--- Start Data for this task ---
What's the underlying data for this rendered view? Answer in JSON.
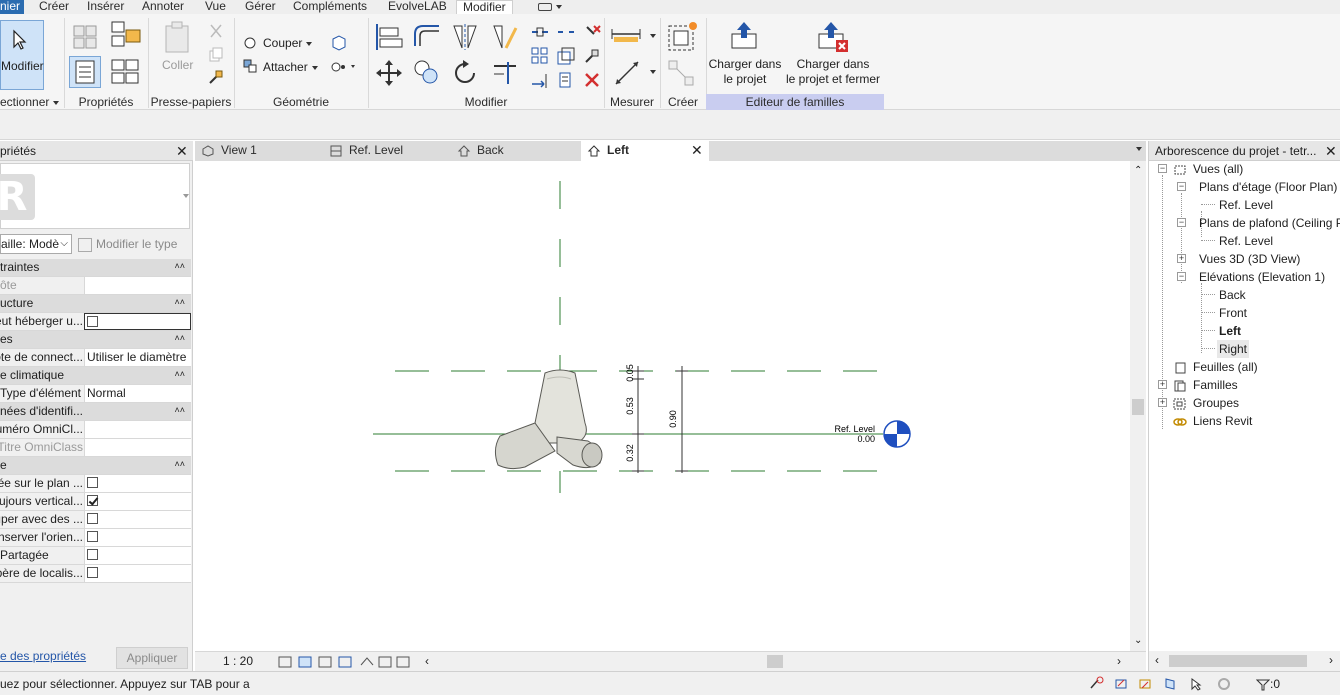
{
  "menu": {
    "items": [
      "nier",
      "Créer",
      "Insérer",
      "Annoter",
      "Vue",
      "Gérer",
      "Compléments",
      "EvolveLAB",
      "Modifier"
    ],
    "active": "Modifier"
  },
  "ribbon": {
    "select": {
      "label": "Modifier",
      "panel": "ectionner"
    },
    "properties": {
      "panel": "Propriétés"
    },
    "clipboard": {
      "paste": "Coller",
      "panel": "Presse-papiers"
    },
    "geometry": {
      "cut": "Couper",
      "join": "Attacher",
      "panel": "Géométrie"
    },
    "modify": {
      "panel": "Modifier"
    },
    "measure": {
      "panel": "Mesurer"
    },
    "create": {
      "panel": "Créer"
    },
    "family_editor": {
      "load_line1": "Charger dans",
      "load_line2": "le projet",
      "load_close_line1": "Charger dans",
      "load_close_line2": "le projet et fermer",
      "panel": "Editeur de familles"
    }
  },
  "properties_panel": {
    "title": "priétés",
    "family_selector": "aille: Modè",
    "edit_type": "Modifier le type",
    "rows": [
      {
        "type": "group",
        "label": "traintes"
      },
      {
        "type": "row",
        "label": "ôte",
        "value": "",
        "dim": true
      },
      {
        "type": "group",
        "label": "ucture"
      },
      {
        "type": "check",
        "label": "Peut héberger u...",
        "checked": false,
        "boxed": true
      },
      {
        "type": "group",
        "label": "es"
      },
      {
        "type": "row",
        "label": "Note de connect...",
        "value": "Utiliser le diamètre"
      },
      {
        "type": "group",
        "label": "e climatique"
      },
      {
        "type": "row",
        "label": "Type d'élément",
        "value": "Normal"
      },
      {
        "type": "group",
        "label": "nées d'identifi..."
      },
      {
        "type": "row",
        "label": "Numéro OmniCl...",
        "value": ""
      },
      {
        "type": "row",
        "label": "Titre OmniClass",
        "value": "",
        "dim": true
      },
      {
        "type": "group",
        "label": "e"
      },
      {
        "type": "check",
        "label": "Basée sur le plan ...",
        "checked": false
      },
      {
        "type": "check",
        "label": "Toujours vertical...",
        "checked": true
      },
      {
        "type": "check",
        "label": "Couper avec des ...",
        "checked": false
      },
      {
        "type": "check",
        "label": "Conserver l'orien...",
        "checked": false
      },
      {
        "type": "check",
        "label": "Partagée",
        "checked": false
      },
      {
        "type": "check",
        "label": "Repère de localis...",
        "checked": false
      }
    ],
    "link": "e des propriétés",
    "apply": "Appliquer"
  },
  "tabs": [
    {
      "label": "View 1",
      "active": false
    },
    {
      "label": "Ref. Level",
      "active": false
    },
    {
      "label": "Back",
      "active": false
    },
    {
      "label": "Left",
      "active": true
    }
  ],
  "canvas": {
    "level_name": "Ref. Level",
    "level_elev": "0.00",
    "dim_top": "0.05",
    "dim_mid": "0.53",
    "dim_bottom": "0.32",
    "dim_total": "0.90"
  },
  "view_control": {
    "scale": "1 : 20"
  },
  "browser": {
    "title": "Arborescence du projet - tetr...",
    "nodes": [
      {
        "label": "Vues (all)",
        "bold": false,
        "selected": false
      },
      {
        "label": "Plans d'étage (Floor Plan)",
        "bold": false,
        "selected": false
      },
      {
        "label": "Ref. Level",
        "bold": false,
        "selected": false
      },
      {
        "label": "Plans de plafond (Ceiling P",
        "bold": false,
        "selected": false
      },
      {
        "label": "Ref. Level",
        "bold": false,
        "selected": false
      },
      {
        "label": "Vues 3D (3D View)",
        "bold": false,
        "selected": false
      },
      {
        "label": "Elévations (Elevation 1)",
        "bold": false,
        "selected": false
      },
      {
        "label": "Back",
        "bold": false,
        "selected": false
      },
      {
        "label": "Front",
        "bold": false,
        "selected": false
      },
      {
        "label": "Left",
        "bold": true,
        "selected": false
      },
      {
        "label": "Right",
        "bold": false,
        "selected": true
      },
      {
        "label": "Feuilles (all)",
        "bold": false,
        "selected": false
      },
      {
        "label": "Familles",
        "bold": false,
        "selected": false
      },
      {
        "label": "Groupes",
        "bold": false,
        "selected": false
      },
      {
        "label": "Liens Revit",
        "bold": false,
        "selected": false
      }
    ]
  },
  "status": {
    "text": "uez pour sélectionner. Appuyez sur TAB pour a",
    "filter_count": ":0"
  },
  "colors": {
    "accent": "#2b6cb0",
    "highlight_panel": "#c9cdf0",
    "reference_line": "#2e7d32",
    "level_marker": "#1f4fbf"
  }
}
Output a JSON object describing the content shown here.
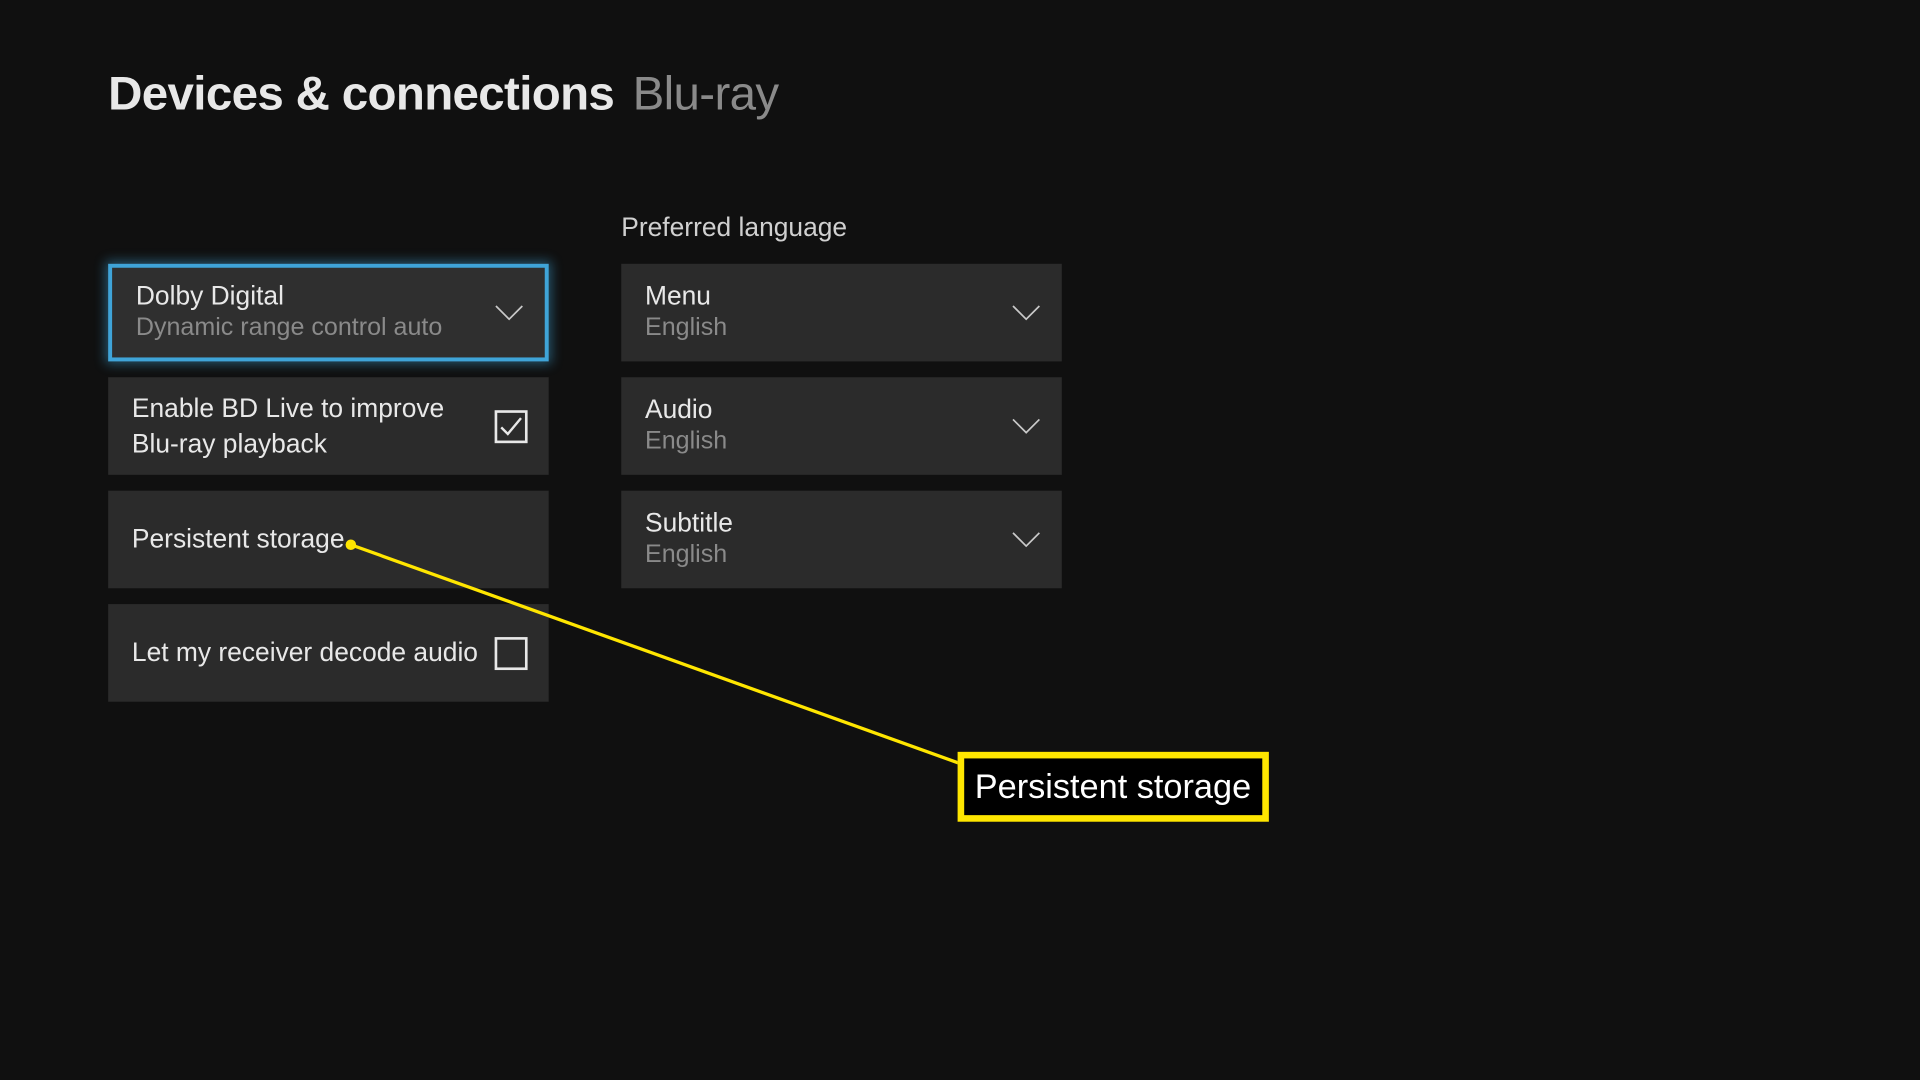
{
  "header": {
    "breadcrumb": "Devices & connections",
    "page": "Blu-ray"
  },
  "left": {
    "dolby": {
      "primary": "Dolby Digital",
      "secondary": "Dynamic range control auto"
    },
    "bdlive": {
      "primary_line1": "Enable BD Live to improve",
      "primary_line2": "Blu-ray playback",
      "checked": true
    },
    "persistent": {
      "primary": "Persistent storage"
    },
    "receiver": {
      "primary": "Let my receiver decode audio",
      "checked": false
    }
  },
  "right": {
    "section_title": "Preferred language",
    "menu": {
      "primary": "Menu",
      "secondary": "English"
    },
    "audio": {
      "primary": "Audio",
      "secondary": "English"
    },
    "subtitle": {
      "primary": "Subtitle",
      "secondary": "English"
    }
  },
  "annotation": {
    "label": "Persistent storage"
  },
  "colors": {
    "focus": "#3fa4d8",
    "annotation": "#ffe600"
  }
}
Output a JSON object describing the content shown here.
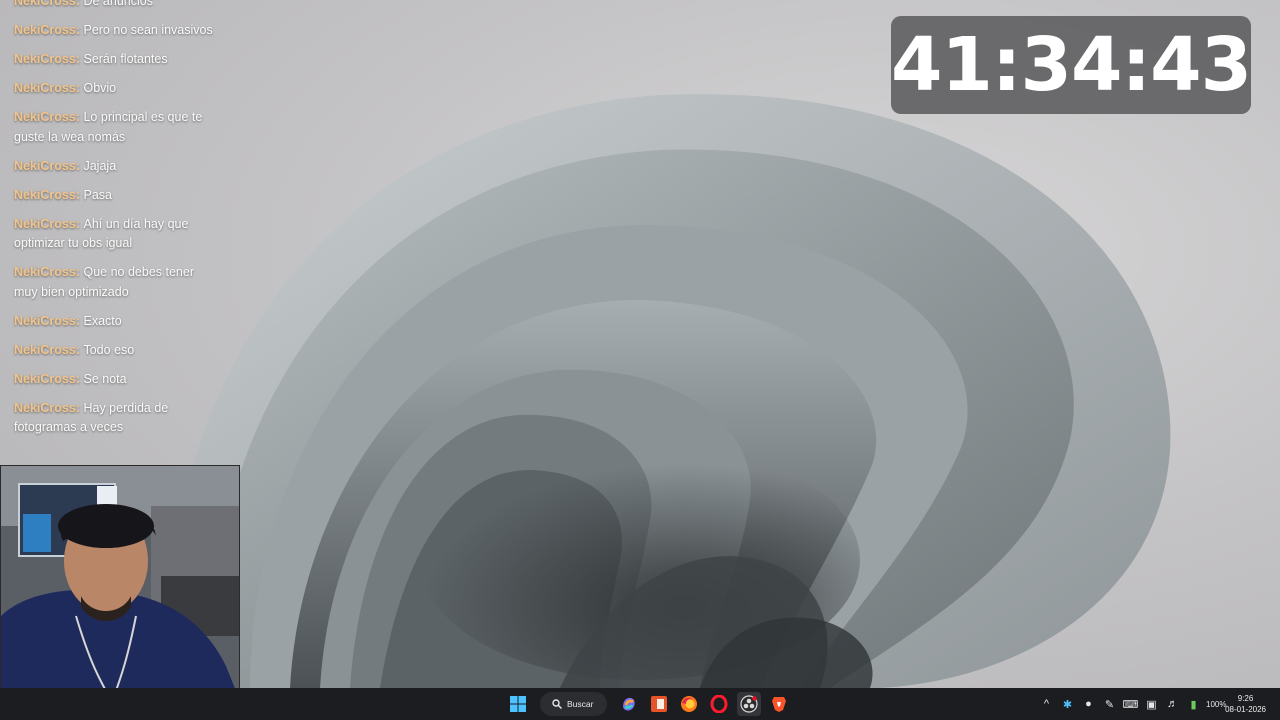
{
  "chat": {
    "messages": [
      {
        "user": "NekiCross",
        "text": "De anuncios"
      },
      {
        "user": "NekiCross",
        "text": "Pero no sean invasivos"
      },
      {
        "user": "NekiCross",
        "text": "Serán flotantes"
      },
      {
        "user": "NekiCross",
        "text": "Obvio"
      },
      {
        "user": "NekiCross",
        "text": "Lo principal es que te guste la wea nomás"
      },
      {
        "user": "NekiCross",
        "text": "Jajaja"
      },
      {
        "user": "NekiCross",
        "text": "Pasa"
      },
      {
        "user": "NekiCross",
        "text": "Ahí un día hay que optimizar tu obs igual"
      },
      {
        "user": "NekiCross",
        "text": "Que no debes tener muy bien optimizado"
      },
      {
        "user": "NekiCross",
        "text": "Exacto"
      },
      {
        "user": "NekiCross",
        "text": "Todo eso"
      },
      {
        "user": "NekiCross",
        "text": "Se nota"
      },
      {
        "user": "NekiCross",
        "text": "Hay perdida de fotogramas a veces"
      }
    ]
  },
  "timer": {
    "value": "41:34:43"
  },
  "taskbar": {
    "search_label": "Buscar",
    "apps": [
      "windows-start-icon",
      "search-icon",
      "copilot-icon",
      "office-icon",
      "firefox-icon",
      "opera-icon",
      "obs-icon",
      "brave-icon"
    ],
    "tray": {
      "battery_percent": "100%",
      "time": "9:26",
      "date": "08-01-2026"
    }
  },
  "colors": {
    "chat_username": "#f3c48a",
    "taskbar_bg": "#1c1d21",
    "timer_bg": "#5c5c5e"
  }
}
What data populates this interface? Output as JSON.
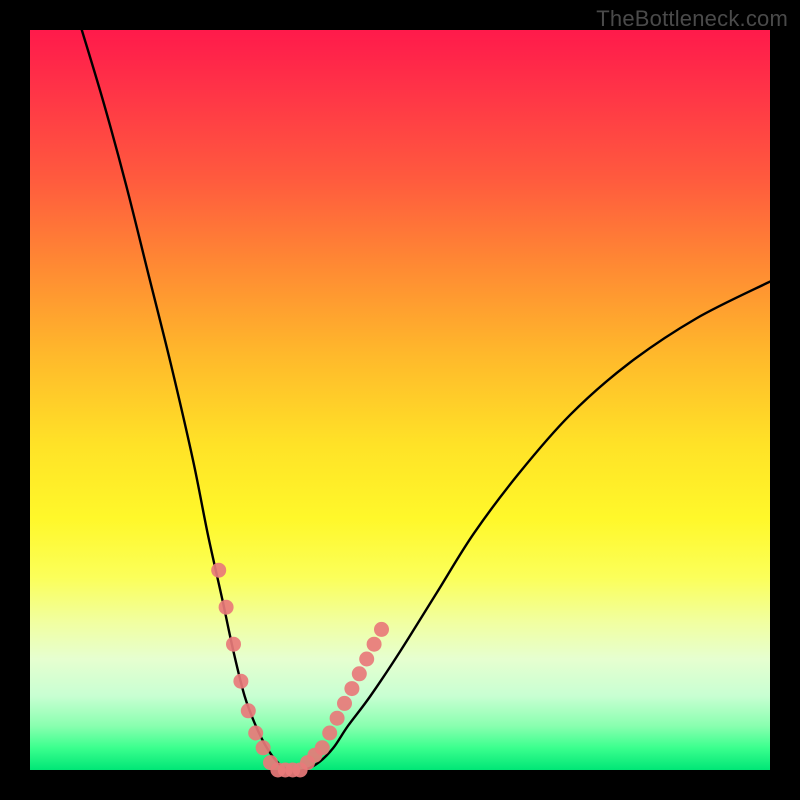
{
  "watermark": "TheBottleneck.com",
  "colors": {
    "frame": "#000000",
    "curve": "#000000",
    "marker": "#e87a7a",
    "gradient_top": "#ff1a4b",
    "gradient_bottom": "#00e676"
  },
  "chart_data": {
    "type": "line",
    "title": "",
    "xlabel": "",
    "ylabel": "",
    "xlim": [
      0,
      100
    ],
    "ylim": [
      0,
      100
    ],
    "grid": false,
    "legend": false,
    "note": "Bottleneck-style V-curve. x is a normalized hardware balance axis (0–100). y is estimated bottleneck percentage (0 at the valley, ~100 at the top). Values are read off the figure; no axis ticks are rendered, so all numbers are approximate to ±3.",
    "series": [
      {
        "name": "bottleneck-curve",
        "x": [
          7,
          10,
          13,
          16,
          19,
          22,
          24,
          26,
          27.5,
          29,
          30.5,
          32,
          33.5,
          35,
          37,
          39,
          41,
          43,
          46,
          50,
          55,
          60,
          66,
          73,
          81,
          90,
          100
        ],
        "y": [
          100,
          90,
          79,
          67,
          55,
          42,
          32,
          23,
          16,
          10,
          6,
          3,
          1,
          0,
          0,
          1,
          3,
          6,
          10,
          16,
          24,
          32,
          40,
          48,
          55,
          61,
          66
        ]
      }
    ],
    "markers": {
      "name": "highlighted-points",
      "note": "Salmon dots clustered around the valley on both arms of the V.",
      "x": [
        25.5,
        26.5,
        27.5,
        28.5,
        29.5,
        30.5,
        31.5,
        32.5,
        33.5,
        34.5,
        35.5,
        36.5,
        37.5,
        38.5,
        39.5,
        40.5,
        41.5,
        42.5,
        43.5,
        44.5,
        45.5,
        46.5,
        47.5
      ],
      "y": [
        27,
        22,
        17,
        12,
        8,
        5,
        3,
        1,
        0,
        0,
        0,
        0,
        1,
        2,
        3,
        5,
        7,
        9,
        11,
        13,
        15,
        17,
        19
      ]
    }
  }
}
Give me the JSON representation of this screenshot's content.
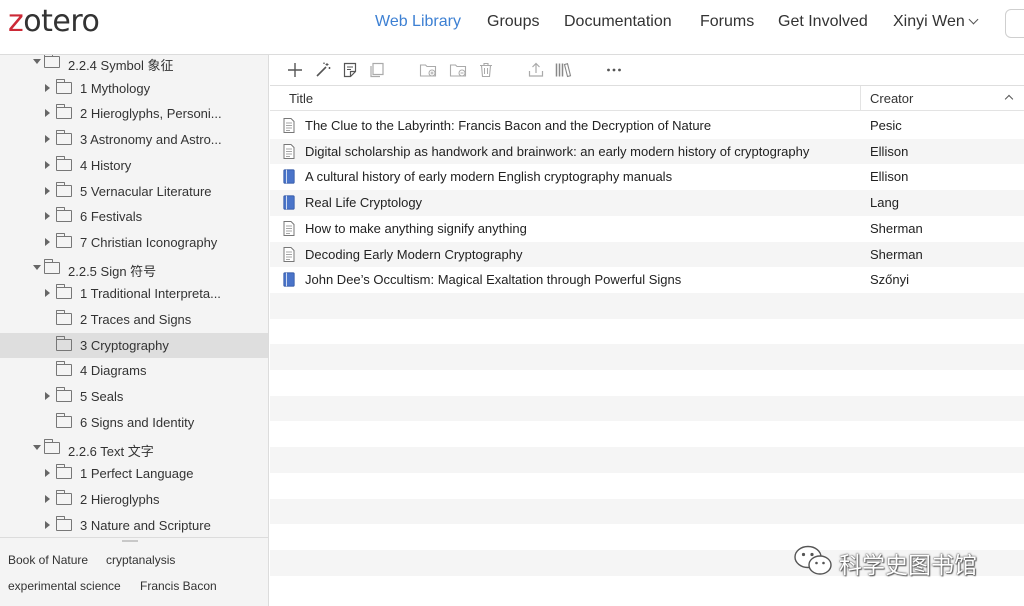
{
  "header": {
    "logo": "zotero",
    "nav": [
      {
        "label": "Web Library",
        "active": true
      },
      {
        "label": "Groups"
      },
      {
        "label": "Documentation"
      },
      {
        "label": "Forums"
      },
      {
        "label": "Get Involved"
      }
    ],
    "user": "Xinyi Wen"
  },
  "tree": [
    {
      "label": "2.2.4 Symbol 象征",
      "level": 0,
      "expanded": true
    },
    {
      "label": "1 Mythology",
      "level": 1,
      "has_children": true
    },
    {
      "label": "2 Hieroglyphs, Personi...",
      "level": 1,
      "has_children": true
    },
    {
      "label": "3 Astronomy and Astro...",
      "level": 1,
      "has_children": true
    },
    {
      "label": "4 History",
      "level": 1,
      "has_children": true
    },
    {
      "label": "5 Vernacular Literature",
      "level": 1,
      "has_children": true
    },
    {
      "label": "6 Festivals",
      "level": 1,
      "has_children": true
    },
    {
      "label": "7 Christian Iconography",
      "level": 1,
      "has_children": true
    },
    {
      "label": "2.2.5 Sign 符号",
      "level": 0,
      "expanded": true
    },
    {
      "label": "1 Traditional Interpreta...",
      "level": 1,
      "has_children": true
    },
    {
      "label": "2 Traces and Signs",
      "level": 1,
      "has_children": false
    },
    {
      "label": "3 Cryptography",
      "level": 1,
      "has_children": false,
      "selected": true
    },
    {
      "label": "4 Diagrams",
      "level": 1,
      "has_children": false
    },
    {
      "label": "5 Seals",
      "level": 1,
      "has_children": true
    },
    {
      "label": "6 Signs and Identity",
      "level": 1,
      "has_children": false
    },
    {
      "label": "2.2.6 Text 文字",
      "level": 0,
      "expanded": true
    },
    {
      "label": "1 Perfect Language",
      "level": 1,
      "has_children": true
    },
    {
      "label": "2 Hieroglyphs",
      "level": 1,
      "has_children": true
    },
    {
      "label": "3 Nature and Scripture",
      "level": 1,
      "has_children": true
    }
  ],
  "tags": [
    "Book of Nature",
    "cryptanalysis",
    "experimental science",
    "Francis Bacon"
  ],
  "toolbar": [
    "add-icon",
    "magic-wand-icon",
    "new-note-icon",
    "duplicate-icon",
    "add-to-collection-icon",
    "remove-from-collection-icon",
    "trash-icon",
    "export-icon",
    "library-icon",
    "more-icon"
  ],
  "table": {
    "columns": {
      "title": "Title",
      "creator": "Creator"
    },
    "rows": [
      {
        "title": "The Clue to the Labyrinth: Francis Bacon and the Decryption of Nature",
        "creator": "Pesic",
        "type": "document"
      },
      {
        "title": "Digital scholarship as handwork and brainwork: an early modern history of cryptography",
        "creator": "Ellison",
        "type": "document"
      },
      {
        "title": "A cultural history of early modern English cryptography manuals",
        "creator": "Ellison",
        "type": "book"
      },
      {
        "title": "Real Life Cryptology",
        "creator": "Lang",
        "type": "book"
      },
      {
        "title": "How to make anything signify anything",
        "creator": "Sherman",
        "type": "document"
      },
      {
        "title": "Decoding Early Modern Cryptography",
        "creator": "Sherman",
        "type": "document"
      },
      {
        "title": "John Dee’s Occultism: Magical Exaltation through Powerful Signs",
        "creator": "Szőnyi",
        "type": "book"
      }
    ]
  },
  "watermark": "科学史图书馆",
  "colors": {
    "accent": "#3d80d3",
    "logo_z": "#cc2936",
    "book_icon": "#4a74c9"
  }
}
--- End Data for this task ---
#### Short task:
Look through the records and gather every line containing "Bacon".

#### Answer to this task:
    "Francis Bacon"
        "title": "The Clue to the Labyrinth: Francis Bacon and the Decryption of Nature",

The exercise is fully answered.